■ THE TASK:
Copy, from the entries below, each line in which the string "персонала" appears.

■ DATA FOR PROCESSING:
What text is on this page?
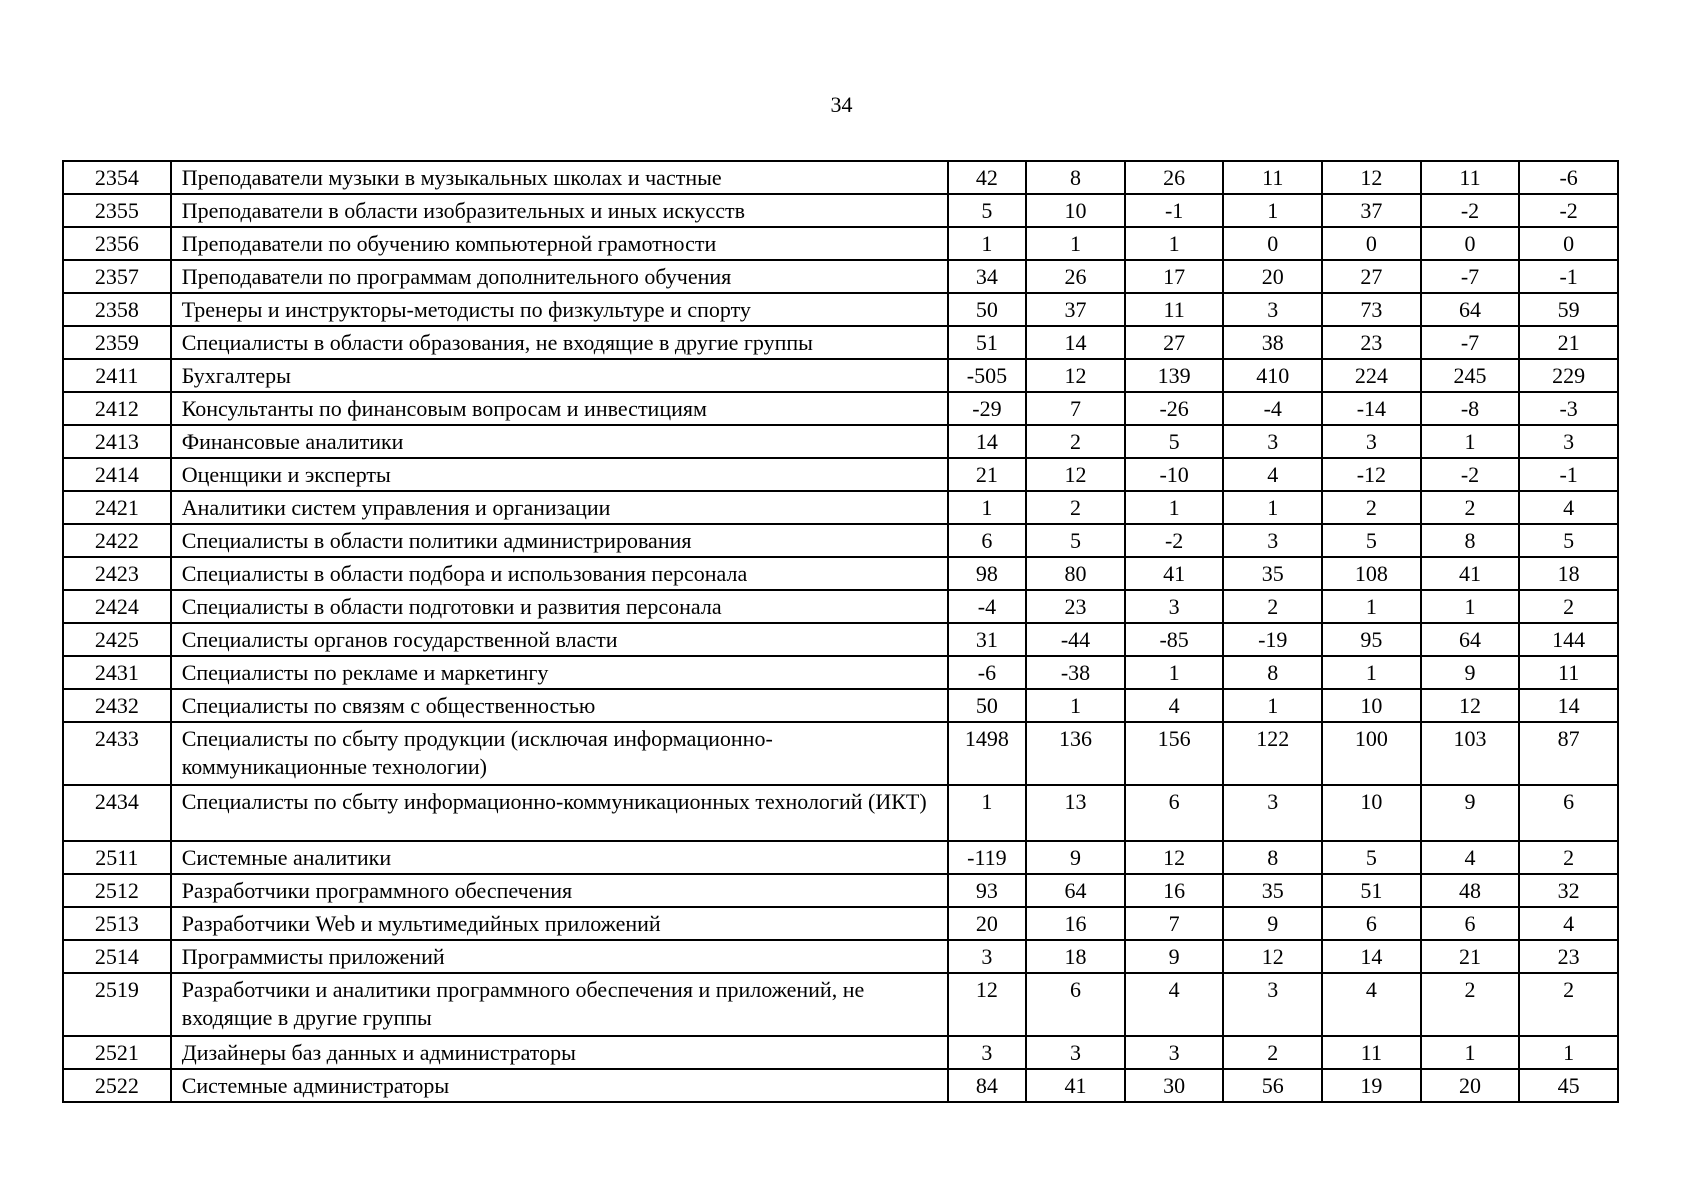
34
2354	Преподаватели музыки в музыкальных школах и частные	42	8	26	11	12	11	-6
2355	Преподаватели в области изобразительных и иных искусств	5	10	-1	1	37	-2	-2
2356	Преподаватели по обучению компьютерной грамотности	1	1	1	0	0	0	0
2357	Преподаватели по программам дополнительного обучения	34	26	17	20	27	-7	-1
2358	Тренеры и инструкторы-методисты по физкультуре и спорту	50	37	11	3	73	64	59
2359	Специалисты в области образования, не входящие в другие группы	51	14	27	38	23	-7	21
2411	Бухгалтеры	-505	12	139	410	224	245	229
2412	Консультанты по финансовым вопросам и инвестициям	-29	7	-26	-4	-14	-8	-3
2413	Финансовые аналитики	14	2	5	3	3	1	3
2414	Оценщики и эксперты	21	12	-10	4	-12	-2	-1
2421	Аналитики систем управления и организации	1	2	1	1	2	2	4
2422	Специалисты в области политики администрирования	6	5	-2	3	5	8	5
2423	Специалисты в области подбора и использования персонала	98	80	41	35	108	41	18
2424	Специалисты в области подготовки и развития персонала	-4	23	3	2	1	1	2
2425	Специалисты органов государственной власти	31	-44	-85	-19	95	64	144
2431	Специалисты по рекламе и маркетингу	-6	-38	1	8	1	9	11
2432	Специалисты по связям с общественностью	50	1	4	1	10	12	14
2433	Специалисты по сбыту продукции (исключая информационно-коммуникационные технологии)	1498	136	156	122	100	103	87
2434	Специалисты по сбыту информационно-коммуникационных технологий (ИКТ)	1	13	6	3	10	9	6
2511	Системные аналитики	-119	9	12	8	5	4	2
2512	Разработчики программного обеспечения	93	64	16	35	51	48	32
2513	Разработчики Web и мультимедийных приложений	20	16	7	9	6	6	4
2514	Программисты приложений	3	18	9	12	14	21	23
2519	Разработчики и аналитики программного обеспечения и приложений, не входящие в другие группы	12	6	4	3	4	2	2
2521	Дизайнеры баз данных и администраторы	3	3	3	2	11	1	1
2522	Системные администраторы	84	41	30	56	19	20	45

■ RESULT OF THIS TASK:
2423	Специалисты в области подбора и использования персонала	98	80	41	35	108	41	18
2424	Специалисты в области подготовки и развития персонала	-4	23	3	2	1	1	2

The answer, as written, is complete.